━━━ RECORDS SHOWN ━━━

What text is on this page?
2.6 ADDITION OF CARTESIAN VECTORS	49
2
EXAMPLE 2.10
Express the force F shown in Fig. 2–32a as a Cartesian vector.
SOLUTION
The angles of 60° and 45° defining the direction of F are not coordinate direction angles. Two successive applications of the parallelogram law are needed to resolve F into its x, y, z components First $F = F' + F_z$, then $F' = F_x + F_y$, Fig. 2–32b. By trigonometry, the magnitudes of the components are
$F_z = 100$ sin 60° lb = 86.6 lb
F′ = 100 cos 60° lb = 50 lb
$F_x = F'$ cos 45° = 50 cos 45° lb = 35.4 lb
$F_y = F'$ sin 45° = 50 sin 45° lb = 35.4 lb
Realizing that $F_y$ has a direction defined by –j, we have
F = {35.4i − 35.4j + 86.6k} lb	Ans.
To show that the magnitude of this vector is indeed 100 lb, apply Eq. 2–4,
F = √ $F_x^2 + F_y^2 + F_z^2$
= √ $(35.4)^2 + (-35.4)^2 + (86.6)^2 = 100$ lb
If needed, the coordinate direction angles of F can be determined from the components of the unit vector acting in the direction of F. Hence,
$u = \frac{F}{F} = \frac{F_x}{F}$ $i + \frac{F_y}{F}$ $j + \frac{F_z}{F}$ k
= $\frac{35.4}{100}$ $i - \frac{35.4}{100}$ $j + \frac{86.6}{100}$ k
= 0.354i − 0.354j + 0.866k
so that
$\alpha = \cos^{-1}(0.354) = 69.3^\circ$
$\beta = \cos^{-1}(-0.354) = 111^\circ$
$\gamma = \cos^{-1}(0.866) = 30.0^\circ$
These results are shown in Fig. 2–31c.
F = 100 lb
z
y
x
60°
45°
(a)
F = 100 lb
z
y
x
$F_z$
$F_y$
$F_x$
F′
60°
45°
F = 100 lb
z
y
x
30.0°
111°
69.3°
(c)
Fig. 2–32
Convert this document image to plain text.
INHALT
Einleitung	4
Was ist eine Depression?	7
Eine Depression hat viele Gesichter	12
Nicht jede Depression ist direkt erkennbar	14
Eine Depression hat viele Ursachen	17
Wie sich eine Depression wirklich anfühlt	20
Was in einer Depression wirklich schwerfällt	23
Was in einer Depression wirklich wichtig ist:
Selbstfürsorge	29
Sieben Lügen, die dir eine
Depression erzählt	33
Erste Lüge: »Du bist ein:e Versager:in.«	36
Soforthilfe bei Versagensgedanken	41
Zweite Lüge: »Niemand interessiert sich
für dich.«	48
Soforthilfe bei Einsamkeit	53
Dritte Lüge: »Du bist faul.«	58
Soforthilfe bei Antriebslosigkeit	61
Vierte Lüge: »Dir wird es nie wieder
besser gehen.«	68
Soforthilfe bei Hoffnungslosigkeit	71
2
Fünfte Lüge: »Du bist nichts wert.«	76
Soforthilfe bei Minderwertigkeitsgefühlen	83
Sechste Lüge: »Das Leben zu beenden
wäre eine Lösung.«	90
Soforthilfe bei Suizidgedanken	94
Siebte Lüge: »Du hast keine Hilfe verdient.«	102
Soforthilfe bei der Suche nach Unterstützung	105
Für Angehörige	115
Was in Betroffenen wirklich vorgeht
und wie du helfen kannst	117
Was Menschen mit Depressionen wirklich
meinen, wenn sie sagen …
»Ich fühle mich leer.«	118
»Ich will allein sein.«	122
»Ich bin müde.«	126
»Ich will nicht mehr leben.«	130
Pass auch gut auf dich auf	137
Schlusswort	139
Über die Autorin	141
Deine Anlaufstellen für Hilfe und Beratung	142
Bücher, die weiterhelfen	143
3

━━━

→ CHALLENGE:
Search the records for the word "einer" and copy every line where it occurs.

→ THE RESULT:
Was in einer Depression wirklich schwerfällt	23
Was in einer Depression wirklich wichtig ist:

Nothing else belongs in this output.